Goal:
Will you transcribe the entries that follow, exactly and in full?

Source data:
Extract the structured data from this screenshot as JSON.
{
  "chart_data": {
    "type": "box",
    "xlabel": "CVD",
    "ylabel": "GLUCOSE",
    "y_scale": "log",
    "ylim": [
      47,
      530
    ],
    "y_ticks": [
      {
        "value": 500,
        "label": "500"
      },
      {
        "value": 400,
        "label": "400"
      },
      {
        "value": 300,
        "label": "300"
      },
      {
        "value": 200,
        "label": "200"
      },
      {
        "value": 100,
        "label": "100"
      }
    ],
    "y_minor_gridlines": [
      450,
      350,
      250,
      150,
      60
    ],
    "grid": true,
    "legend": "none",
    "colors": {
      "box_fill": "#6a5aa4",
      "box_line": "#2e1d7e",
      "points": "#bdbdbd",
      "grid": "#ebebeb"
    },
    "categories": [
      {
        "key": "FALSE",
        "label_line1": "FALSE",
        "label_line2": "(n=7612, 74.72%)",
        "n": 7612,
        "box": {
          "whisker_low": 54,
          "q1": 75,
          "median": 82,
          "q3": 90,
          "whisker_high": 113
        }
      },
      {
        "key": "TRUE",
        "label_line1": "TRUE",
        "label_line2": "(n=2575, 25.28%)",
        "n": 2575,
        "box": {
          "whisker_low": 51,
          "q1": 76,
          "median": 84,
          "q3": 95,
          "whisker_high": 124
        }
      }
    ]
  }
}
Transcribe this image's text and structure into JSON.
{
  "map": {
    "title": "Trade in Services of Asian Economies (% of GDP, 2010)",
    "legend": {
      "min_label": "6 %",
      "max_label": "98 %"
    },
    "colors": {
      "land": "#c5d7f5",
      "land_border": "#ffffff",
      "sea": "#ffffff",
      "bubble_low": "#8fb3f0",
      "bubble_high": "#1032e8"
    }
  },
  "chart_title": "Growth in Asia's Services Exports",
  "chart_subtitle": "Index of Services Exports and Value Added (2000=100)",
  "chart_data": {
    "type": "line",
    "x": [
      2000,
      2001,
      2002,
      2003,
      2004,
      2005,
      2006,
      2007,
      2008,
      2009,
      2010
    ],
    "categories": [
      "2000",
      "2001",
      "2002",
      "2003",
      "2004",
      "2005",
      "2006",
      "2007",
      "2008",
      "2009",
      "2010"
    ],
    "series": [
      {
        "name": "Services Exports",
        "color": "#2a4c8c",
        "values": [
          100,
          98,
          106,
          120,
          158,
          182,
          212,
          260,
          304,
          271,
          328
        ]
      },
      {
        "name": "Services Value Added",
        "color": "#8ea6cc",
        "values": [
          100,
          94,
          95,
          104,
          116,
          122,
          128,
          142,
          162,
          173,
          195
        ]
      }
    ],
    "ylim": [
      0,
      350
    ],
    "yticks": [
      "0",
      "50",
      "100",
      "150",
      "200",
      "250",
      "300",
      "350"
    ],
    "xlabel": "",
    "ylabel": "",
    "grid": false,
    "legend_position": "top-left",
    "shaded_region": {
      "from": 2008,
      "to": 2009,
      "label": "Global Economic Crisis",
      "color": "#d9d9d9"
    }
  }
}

Response to this exercise:
Extract the structured data from this screenshot as JSON.
{
  "chart_data": {
    "type": "box",
    "xlabel": "CVD",
    "ylabel": "GLUCOSE",
    "y_scale": "log",
    "ylim": [
      47,
      530
    ],
    "y_ticks": [
      {
        "value": 500,
        "label": "500"
      },
      {
        "value": 400,
        "label": "400"
      },
      {
        "value": 300,
        "label": "300"
      },
      {
        "value": 200,
        "label": "200"
      },
      {
        "value": 100,
        "label": "100"
      }
    ],
    "y_minor_gridlines": [
      450,
      350,
      250,
      150,
      60
    ],
    "grid": true,
    "legend": "none",
    "colors": {
      "box_fill": "#6a5aa4",
      "box_line": "#2e1d7e",
      "points": "#bdbdbd",
      "grid": "#ebebeb"
    },
    "categories": [
      {
        "key": "FALSE",
        "label_line1": "FALSE",
        "label_line2": "(n=7612, 74.72%)",
        "n": 7612,
        "box": {
          "whisker_low": 54,
          "q1": 75,
          "median": 82,
          "q3": 90,
          "whisker_high": 113
        }
      },
      {
        "key": "TRUE",
        "label_line1": "TRUE",
        "label_line2": "(n=2575, 25.28%)",
        "n": 2575,
        "box": {
          "whisker_low": 51,
          "q1": 76,
          "median": 84,
          "q3": 95,
          "whisker_high": 124
        }
      }
    ]
  }
}
Transcribe this image's text and structure into JSON.
{
  "map": {
    "title": "Trade in Services of Asian Economies (% of GDP, 2010)",
    "legend": {
      "min_label": "6 %",
      "max_label": "98 %"
    },
    "colors": {
      "land": "#c5d7f5",
      "land_border": "#ffffff",
      "sea": "#ffffff",
      "bubble_low": "#8fb3f0",
      "bubble_high": "#1032e8"
    }
  },
  "chart_title": "Growth in Asia's Services Exports",
  "chart_subtitle": "Index of Services Exports and Value Added (2000=100)",
  "chart_data": {
    "type": "line",
    "x": [
      2000,
      2001,
      2002,
      2003,
      2004,
      2005,
      2006,
      2007,
      2008,
      2009,
      2010
    ],
    "categories": [
      "2000",
      "2001",
      "2002",
      "2003",
      "2004",
      "2005",
      "2006",
      "2007",
      "2008",
      "2009",
      "2010"
    ],
    "series": [
      {
        "name": "Services Exports",
        "color": "#2a4c8c",
        "values": [
          100,
          98,
          106,
          120,
          158,
          182,
          212,
          260,
          304,
          271,
          328
        ]
      },
      {
        "name": "Services Value Added",
        "color": "#8ea6cc",
        "values": [
          100,
          94,
          95,
          104,
          116,
          122,
          128,
          142,
          162,
          173,
          195
        ]
      }
    ],
    "ylim": [
      0,
      350
    ],
    "yticks": [
      "0",
      "50",
      "100",
      "150",
      "200",
      "250",
      "300",
      "350"
    ],
    "xlabel": "",
    "ylabel": "",
    "grid": false,
    "legend_position": "top-left",
    "shaded_region": {
      "from": 2008,
      "to": 2009,
      "label": "Global Economic Crisis",
      "color": "#d9d9d9"
    }
  }
}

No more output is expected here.